- [What the task asks] From the records below, pull each line that has "scores".

(Data records)

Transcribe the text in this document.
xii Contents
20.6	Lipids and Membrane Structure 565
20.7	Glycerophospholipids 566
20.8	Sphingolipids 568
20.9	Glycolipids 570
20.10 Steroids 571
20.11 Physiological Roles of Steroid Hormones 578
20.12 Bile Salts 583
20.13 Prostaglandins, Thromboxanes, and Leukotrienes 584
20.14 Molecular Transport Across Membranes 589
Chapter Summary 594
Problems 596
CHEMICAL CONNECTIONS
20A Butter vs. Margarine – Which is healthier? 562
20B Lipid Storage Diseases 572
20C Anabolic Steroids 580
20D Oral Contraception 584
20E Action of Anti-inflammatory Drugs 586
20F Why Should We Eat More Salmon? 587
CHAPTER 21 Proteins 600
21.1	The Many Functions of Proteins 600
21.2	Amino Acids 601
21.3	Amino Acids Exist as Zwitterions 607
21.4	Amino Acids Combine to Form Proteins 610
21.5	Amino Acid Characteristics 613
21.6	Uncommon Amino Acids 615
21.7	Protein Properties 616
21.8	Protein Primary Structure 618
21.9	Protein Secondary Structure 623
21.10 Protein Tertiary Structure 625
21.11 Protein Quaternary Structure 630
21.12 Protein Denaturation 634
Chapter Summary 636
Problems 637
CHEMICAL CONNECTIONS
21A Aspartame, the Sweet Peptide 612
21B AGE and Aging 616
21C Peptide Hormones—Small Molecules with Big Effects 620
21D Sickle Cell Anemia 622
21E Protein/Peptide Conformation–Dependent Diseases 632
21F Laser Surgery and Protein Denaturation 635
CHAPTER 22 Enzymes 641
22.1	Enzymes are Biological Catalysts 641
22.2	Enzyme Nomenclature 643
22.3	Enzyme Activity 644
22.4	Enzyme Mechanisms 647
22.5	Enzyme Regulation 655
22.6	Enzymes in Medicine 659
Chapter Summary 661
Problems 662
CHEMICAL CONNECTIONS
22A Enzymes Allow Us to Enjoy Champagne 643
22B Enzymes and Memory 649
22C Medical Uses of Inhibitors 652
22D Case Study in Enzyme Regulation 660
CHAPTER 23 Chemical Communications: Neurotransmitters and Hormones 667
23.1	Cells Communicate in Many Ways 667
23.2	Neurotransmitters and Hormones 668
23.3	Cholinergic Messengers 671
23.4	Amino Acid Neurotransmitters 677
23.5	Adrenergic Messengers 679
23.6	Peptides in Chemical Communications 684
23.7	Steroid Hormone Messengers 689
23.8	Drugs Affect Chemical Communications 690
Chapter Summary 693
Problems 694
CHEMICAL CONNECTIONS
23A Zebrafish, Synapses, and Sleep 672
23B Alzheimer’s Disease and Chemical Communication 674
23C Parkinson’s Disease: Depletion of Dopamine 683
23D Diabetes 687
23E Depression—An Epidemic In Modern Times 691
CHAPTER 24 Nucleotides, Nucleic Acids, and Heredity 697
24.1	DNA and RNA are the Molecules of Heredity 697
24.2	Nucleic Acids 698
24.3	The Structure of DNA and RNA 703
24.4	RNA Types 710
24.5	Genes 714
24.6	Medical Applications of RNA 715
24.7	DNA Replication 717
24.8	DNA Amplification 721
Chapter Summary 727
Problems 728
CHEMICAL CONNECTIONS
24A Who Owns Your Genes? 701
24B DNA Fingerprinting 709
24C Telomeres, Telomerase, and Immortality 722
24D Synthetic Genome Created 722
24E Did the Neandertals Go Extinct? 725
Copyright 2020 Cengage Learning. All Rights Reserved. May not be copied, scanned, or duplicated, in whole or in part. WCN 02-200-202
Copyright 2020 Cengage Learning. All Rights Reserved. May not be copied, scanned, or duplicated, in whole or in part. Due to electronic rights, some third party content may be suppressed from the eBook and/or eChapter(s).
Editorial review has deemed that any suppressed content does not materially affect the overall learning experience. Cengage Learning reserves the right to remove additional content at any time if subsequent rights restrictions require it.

==

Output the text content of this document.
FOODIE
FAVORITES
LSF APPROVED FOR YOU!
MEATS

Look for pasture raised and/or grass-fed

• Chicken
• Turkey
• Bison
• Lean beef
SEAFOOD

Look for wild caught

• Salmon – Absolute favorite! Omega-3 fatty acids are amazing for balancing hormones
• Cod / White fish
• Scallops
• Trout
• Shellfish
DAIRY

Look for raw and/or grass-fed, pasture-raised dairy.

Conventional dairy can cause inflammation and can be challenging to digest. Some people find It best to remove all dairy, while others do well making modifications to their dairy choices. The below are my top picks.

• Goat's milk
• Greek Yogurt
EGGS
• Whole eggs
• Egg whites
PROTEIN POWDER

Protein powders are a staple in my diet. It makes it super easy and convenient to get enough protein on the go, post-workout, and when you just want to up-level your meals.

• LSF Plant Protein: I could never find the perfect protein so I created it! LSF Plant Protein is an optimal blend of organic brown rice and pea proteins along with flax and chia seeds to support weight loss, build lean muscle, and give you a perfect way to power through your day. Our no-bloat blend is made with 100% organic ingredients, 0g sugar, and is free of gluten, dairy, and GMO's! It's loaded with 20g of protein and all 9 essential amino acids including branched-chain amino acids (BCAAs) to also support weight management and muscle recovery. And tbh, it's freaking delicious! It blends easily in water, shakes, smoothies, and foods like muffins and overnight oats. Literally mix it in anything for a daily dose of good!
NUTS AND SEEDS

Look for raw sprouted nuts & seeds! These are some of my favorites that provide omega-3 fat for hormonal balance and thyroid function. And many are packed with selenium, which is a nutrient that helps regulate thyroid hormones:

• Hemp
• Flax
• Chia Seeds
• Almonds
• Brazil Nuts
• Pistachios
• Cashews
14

...

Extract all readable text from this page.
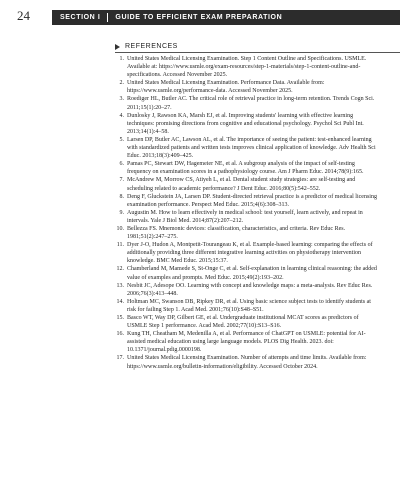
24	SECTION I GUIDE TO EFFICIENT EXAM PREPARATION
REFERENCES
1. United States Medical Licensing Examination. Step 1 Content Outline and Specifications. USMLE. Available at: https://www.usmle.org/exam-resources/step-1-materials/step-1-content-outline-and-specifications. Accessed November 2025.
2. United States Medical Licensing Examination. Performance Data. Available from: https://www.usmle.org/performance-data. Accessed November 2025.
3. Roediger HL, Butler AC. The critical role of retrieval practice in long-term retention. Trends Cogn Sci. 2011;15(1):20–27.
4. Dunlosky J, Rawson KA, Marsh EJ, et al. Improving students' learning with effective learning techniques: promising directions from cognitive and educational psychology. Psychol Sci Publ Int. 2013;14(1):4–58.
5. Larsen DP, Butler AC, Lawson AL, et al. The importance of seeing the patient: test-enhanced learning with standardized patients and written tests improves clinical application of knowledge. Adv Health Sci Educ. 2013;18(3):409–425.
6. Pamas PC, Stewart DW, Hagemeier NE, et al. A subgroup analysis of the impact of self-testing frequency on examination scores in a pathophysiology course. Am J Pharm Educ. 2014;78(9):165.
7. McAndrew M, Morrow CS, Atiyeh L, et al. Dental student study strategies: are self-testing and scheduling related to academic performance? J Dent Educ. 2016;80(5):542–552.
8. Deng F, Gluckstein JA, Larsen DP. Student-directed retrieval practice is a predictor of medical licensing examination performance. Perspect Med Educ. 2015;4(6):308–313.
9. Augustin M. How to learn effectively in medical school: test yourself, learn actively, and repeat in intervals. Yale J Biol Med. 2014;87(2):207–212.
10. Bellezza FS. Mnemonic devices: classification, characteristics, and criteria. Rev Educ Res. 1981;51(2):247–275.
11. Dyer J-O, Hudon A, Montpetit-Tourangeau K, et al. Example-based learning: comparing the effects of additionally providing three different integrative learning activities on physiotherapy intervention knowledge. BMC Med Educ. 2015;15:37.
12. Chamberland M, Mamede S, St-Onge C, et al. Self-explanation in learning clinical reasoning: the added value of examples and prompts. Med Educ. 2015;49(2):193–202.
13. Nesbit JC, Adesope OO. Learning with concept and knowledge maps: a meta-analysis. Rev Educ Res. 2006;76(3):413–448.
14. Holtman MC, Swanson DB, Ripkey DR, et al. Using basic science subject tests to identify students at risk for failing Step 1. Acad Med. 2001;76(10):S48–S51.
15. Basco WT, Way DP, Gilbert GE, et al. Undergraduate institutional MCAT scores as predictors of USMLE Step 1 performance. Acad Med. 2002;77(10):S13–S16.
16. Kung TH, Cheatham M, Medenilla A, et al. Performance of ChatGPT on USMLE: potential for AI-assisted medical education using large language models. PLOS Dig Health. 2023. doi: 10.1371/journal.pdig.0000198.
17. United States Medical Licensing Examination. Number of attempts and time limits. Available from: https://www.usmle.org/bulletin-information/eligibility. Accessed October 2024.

- [Result for this task]
6. Pamas PC, Stewart DW, Hagemeier NE, et al. A subgroup analysis of the impact of self-testing frequency on examination scores in a pathophysiology course. Am J Pharm Educ. 2014;78(9):165.
15. Basco WT, Way DP, Gilbert GE, et al. Undergraduate institutional MCAT scores as predictors of USMLE Step 1 performance. Acad Med. 2002;77(10):S13–S16.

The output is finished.